Data entries:
----

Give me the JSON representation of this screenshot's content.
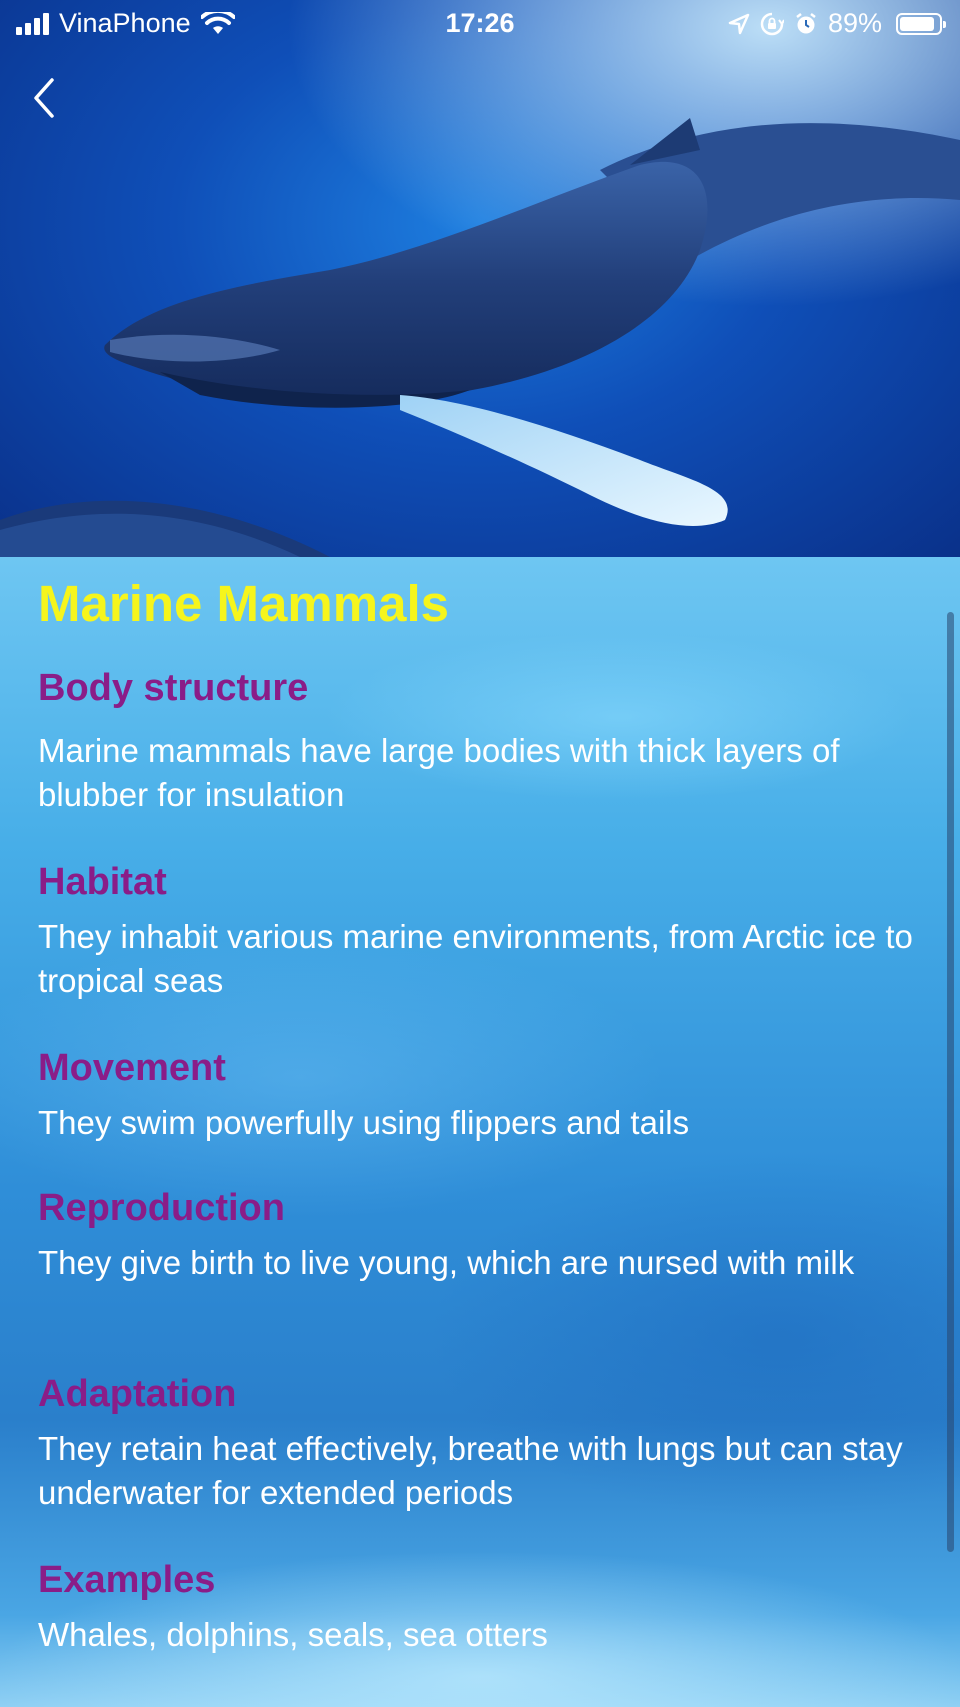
{
  "status_bar": {
    "carrier": "VinaPhone",
    "time": "17:26",
    "battery": "89%",
    "battery_level": 0.89,
    "icons": [
      "signal-icon",
      "wifi-icon",
      "location-arrow-icon",
      "orientation-lock-icon",
      "alarm-icon",
      "battery-icon"
    ]
  },
  "nav": {
    "back_icon": "chevron-left-icon"
  },
  "hero": {
    "image": "humpback-whale-underwater-photo"
  },
  "page": {
    "title": "Marine Mammals"
  },
  "sections": [
    {
      "heading": "Body structure",
      "body": "Marine mammals have large bodies with thick layers of blubber for insulation"
    },
    {
      "heading": "Habitat",
      "body": "They inhabit various marine environments, from Arctic ice to tropical seas"
    },
    {
      "heading": "Movement",
      "body": "They swim powerfully using flippers and tails"
    },
    {
      "heading": "Reproduction",
      "body": "They give birth to live young, which are nursed with milk"
    },
    {
      "heading": "Adaptation",
      "body": "They retain heat effectively, breathe with lungs but can stay underwater for extended periods"
    },
    {
      "heading": "Examples",
      "body": "Whales, dolphins, seals, sea otters"
    }
  ],
  "colors": {
    "title": "#f6f51c",
    "heading": "#8a1d88",
    "body_text": "#ffffff"
  }
}
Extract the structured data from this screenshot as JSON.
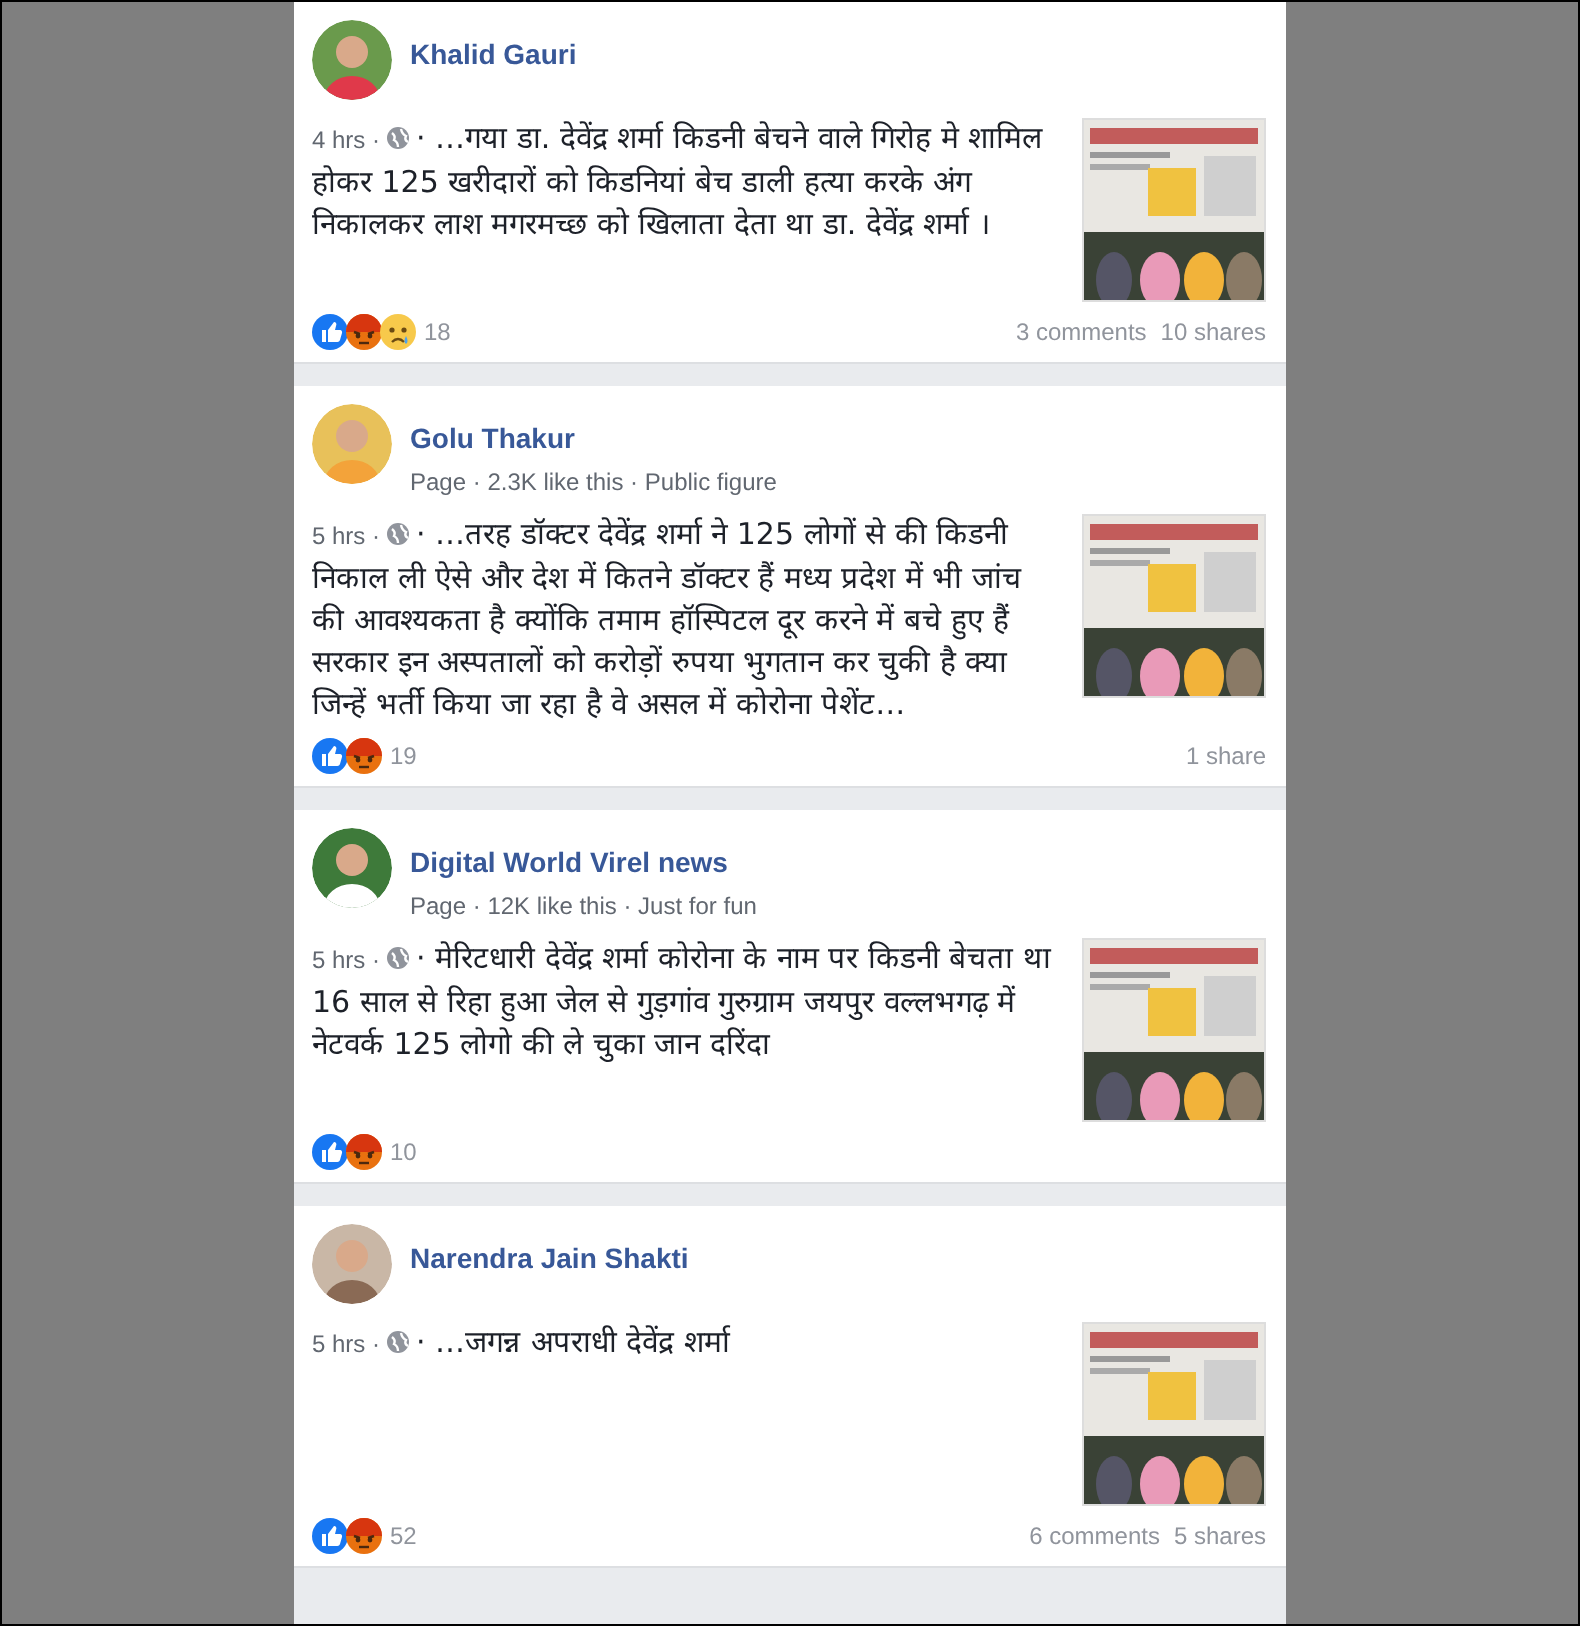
{
  "posts": [
    {
      "author": "Khalid Gauri",
      "time": "4 hrs ·",
      "text": "· …गया डा. देवेंद्र शर्मा किडनी बेचने वाले गिरोह मे शामिल होकर 125 खरीदारों को किडनियां बेच डाली हत्या करके अंग निकालकर लाश मगरमच्छ को खिलाता देता था डा. देवेंद्र शर्मा ।",
      "reactions": [
        {
          "kind": "like"
        },
        {
          "kind": "angry"
        },
        {
          "kind": "sad"
        }
      ],
      "count": "18",
      "stats": [
        "3 comments",
        "10 shares"
      ]
    },
    {
      "author": "Golu Thakur",
      "meta": "Page · 2.3K like this · Public figure",
      "time": "5 hrs ·",
      "text": "· …तरह डॉक्टर देवेंद्र शर्मा ने 125 लोगों से की किडनी निकाल ली ऐसे और देश में कितने डॉक्टर हैं मध्य प्रदेश में भी जांच की आवश्यकता है क्योंकि तमाम हॉस्पिटल दूर करने में बचे हुए हैं सरकार इन अस्पतालों को करोड़ों रुपया भुगतान कर चुकी है क्या जिन्हें भर्ती किया जा रहा है वे असल में कोरोना पेशेंट…",
      "reactions": [
        {
          "kind": "like"
        },
        {
          "kind": "angry"
        }
      ],
      "count": "19",
      "stats": [
        "1 share"
      ]
    },
    {
      "author": "Digital World Virel news",
      "meta": "Page · 12K like this · Just for fun",
      "time": "5 hrs ·",
      "text": "· मेरिटधारी देवेंद्र शर्मा कोरोना के नाम पर किडनी बेचता था 16 साल से रिहा हुआ जेल से गुड़गांव गुरुग्राम जयपुर वल्लभगढ़ में नेटवर्क 125 लोगो की ले चुका जान दरिंदा",
      "reactions": [
        {
          "kind": "like"
        },
        {
          "kind": "angry"
        }
      ],
      "count": "10"
    },
    {
      "author": "Narendra Jain Shakti",
      "time": "5 hrs ·",
      "text": "· …जगन्न अपराधी देवेंद्र शर्मा",
      "reactions": [
        {
          "kind": "like"
        },
        {
          "kind": "angry"
        }
      ],
      "count": "52",
      "stats": [
        "6 comments",
        "5 shares"
      ]
    }
  ]
}
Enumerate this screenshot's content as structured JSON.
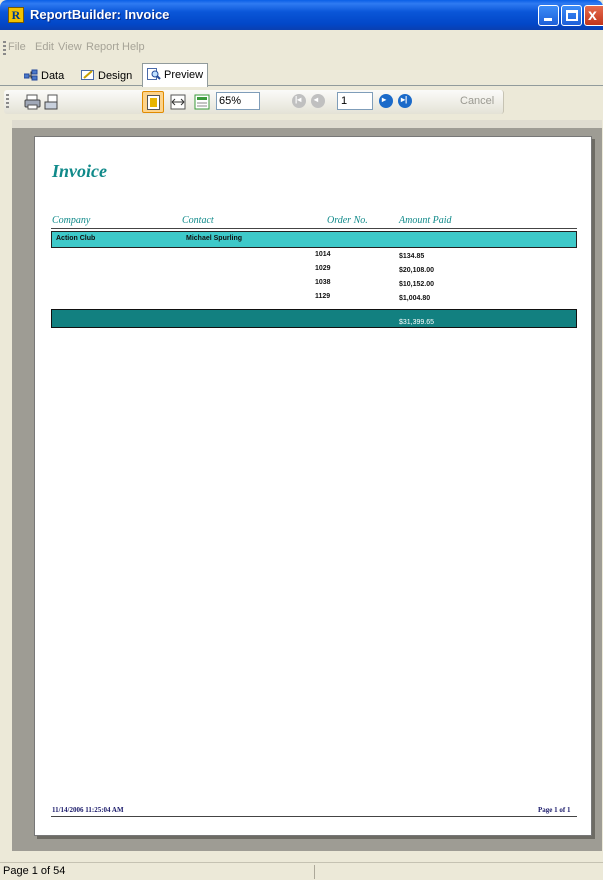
{
  "window": {
    "title": "ReportBuilder: Invoice",
    "app_icon_letter": "R",
    "controls": {
      "minimize": "minimize",
      "maximize": "maximize",
      "close": "x"
    }
  },
  "menu": [
    "File",
    "Edit",
    "View",
    "Report",
    "Help"
  ],
  "tabs": [
    {
      "label": "Data",
      "icon": "data-icon",
      "active": false
    },
    {
      "label": "Design",
      "icon": "design-icon",
      "active": false
    },
    {
      "label": "Preview",
      "icon": "preview-icon",
      "active": true
    }
  ],
  "toolbar": {
    "zoom": "65%",
    "page_number": "1",
    "cancel_label": "Cancel"
  },
  "report": {
    "title": "Invoice",
    "columns": [
      "Company",
      "Contact",
      "Order No.",
      "Amount Paid"
    ],
    "group": {
      "company": "Action Club",
      "contact": "Michael Spurling"
    },
    "rows": [
      {
        "order_no": "1014",
        "amount": "$134.85"
      },
      {
        "order_no": "1029",
        "amount": "$20,108.00"
      },
      {
        "order_no": "1038",
        "amount": "$10,152.00"
      },
      {
        "order_no": "1129",
        "amount": "$1,004.80"
      }
    ],
    "total": "$31,399.65",
    "footer_date": "11/14/2006 11:25:04 AM",
    "footer_page": "Page 1 of 1"
  },
  "status": {
    "text": "Page 1 of 54"
  },
  "colors": {
    "accent": "#108a8a",
    "group_band": "#3ec9c9",
    "total_band": "#128080"
  }
}
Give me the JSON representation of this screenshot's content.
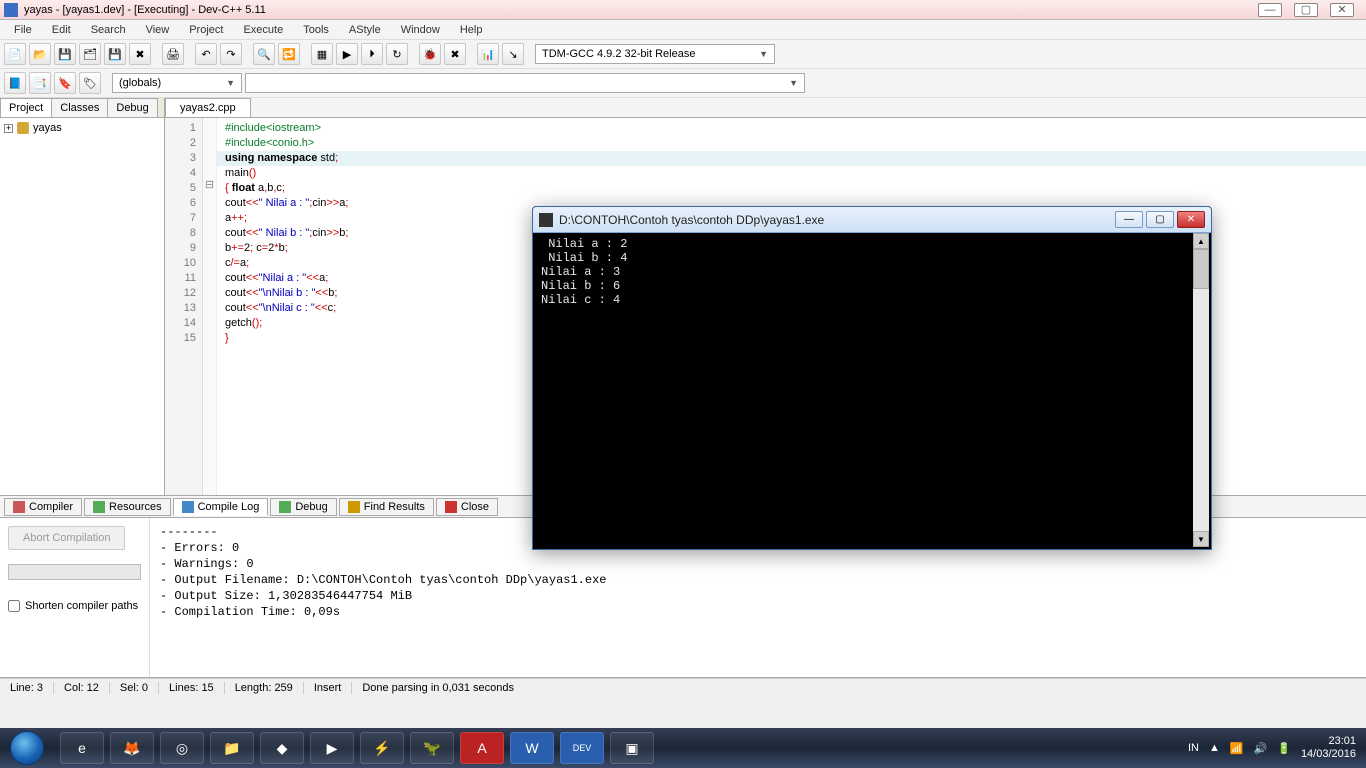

----

Omit every picture while copying the listing above exactly.

▶ Finished task
Give me the JSON representation of this screenshot's content.
{
  "status_bar": {
    "carrier": "VinaPhone",
    "time": "17:26",
    "battery": "89%",
    "battery_level": 0.89,
    "icons": [
      "signal-icon",
      "wifi-icon",
      "location-arrow-icon",
      "orientation-lock-icon",
      "alarm-icon",
      "battery-icon"
    ]
  },
  "nav": {
    "back_icon": "chevron-left-icon"
  },
  "hero": {
    "image": "humpback-whale-underwater-photo"
  },
  "page": {
    "title": "Marine Mammals"
  },
  "sections": [
    {
      "heading": "Body structure",
      "body": "Marine mammals have large bodies with thick layers of blubber for insulation"
    },
    {
      "heading": "Habitat",
      "body": "They inhabit various marine environments, from Arctic ice to tropical seas"
    },
    {
      "heading": "Movement",
      "body": "They swim powerfully using flippers and tails"
    },
    {
      "heading": "Reproduction",
      "body": "They give birth to live young, which are nursed with milk"
    },
    {
      "heading": "Adaptation",
      "body": "They retain heat effectively, breathe with lungs but can stay underwater for extended periods"
    },
    {
      "heading": "Examples",
      "body": "Whales, dolphins, seals, sea otters"
    }
  ],
  "colors": {
    "title": "#f6f51c",
    "heading": "#8a1d88",
    "body_text": "#ffffff"
  }
}
Extract the structured data from this screenshot as JSON.
{
  "posts": [
    {
      "author": "Khalid Gauri",
      "time": "4 hrs ·",
      "text": "· …गया डा. देवेंद्र शर्मा किडनी बेचने वाले गिरोह मे शामिल होकर 125 खरीदारों को किडनियां बेच डाली हत्या करके अंग निकालकर लाश मगरमच्छ को खिलाता देता था डा. देवेंद्र शर्मा ।",
      "reactions": [
        {
          "kind": "like"
        },
        {
          "kind": "angry"
        },
        {
          "kind": "sad"
        }
      ],
      "count": "18",
      "stats": [
        "3 comments",
        "10 shares"
      ]
    },
    {
      "author": "Golu Thakur",
      "meta": "Page · 2.3K like this · Public figure",
      "time": "5 hrs ·",
      "text": "· …तरह डॉक्टर देवेंद्र शर्मा ने 125 लोगों से की किडनी निकाल ली ऐसे और देश में कितने डॉक्टर हैं मध्य प्रदेश में भी जांच की आवश्यकता है क्योंकि तमाम हॉस्पिटल दूर करने में बचे हुए हैं सरकार इन अस्पतालों को करोड़ों रुपया भुगतान कर चुकी है क्या जिन्हें भर्ती किया जा रहा है वे असल में कोरोना पेशेंट…",
      "reactions": [
        {
          "kind": "like"
        },
        {
          "kind": "angry"
        }
      ],
      "count": "19",
      "stats": [
        "1 share"
      ]
    },
    {
      "author": "Digital World Virel news",
      "meta": "Page · 12K like this · Just for fun",
      "time": "5 hrs ·",
      "text": "· मेरिटधारी देवेंद्र शर्मा कोरोना के नाम पर किडनी बेचता था 16 साल से रिहा हुआ जेल से गुड़गांव गुरुग्राम जयपुर वल्लभगढ़ में नेटवर्क 125 लोगो की ले चुका जान दरिंदा",
      "reactions": [
        {
          "kind": "like"
        },
        {
          "kind": "angry"
        }
      ],
      "count": "10"
    },
    {
      "author": "Narendra Jain Shakti",
      "time": "5 hrs ·",
      "text": "· …जगन्न अपराधी देवेंद्र शर्मा",
      "reactions": [
        {
          "kind": "like"
        },
        {
          "kind": "angry"
        }
      ],
      "count": "52",
      "stats": [
        "6 comments",
        "5 shares"
      ]
    }
  ]
}
Enumerate this screenshot's content as structured JSON.
{
  "window": {
    "title": "ReportBuilder: Invoice",
    "app_icon_letter": "R",
    "controls": {
      "minimize": "minimize",
      "maximize": "maximize",
      "close": "x"
    }
  },
  "menu": [
    "File",
    "Edit",
    "View",
    "Report",
    "Help"
  ],
  "tabs": [
    {
      "label": "Data",
      "icon": "data-icon",
      "active": false
    },
    {
      "label": "Design",
      "icon": "design-icon",
      "active": false
    },
    {
      "label": "Preview",
      "icon": "preview-icon",
      "active": true
    }
  ],
  "toolbar": {
    "zoom": "65%",
    "page_number": "1",
    "cancel_label": "Cancel"
  },
  "report": {
    "title": "Invoice",
    "columns": [
      "Company",
      "Contact",
      "Order No.",
      "Amount Paid"
    ],
    "group": {
      "company": "Action Club",
      "contact": "Michael Spurling"
    },
    "rows": [
      {
        "order_no": "1014",
        "amount": "$134.85"
      },
      {
        "order_no": "1029",
        "amount": "$20,108.00"
      },
      {
        "order_no": "1038",
        "amount": "$10,152.00"
      },
      {
        "order_no": "1129",
        "amount": "$1,004.80"
      }
    ],
    "total": "$31,399.65",
    "footer_date": "11/14/2006 11:25:04 AM",
    "footer_page": "Page 1 of 1"
  },
  "status": {
    "text": "Page 1 of 54"
  },
  "colors": {
    "accent": "#108a8a",
    "group_band": "#3ec9c9",
    "total_band": "#128080"
  }
}
Give me the JSON representation of this screenshot's content.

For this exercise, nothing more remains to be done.